(Extracted records)
━━━━━━━━━━

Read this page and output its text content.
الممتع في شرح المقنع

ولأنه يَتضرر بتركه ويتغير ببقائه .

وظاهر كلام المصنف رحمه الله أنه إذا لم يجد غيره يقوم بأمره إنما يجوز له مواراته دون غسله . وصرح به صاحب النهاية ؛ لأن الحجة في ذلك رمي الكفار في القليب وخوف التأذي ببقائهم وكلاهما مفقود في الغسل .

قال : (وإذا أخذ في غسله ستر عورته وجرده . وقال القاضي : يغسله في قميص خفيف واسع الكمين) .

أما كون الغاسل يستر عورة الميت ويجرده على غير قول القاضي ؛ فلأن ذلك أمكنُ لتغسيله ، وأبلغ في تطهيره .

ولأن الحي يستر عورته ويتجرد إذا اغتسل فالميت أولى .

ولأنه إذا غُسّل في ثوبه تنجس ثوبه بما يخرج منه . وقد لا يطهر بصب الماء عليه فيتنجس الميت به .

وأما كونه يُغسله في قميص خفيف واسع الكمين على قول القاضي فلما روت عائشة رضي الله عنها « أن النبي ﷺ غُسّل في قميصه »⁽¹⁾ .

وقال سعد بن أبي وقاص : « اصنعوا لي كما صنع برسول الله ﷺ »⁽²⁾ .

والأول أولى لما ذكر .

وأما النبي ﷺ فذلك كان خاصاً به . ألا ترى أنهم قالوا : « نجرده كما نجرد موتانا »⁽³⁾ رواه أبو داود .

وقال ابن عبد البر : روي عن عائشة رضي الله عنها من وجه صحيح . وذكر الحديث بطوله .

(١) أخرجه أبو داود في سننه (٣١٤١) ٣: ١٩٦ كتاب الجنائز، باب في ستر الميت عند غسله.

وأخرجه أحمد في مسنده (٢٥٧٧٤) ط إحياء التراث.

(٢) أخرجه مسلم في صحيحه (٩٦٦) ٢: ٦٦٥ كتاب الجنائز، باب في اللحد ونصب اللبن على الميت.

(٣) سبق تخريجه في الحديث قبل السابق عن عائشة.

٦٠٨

━━━━━━━━━━

GIVEN INSTRUCTION: Copy out the full listing exactly.

EXERCISE RESPONSE:
Read this page and output its text content.
الممتع في شرح المقنع

ولأنه يَتضرر بتركه ويتغير ببقائه .

وظاهر كلام المصنف رحمه الله أنه إذا لم يجد غيره يقوم بأمره إنما يجوز له مواراته دون غسله . وصرح به صاحب النهاية ؛ لأن الحجة في ذلك رمي الكفار في القليب وخوف التأذي ببقائهم وكلاهما مفقود في الغسل .

قال : (وإذا أخذ في غسله ستر عورته وجرده . وقال القاضي : يغسله في قميص خفيف واسع الكمين) .

أما كون الغاسل يستر عورة الميت ويجرده على غير قول القاضي ؛ فلأن ذلك أمكنُ لتغسيله ، وأبلغ في تطهيره .

ولأن الحي يستر عورته ويتجرد إذا اغتسل فالميت أولى .

ولأنه إذا غُسّل في ثوبه تنجس ثوبه بما يخرج منه . وقد لا يطهر بصب الماء عليه فيتنجس الميت به .

وأما كونه يُغسله في قميص خفيف واسع الكمين على قول القاضي فلما روت عائشة رضي الله عنها « أن النبي ﷺ غُسّل في قميصه »⁽¹⁾ .

وقال سعد بن أبي وقاص : « اصنعوا لي كما صنع برسول الله ﷺ »⁽²⁾ .

والأول أولى لما ذكر .

وأما النبي ﷺ فذلك كان خاصاً به . ألا ترى أنهم قالوا : « نجرده كما نجرد موتانا »⁽³⁾ رواه أبو داود .

وقال ابن عبد البر : روي عن عائشة رضي الله عنها من وجه صحيح . وذكر الحديث بطوله .

(١) أخرجه أبو داود في سننه (٣١٤١) ٣: ١٩٦ كتاب الجنائز، باب في ستر الميت عند غسله.

وأخرجه أحمد في مسنده (٢٥٧٧٤) ط إحياء التراث.

(٢) أخرجه مسلم في صحيحه (٩٦٦) ٢: ٦٦٥ كتاب الجنائز، باب في اللحد ونصب اللبن على الميت.

(٣) سبق تخريجه في الحديث قبل السابق عن عائشة.

٦٠٨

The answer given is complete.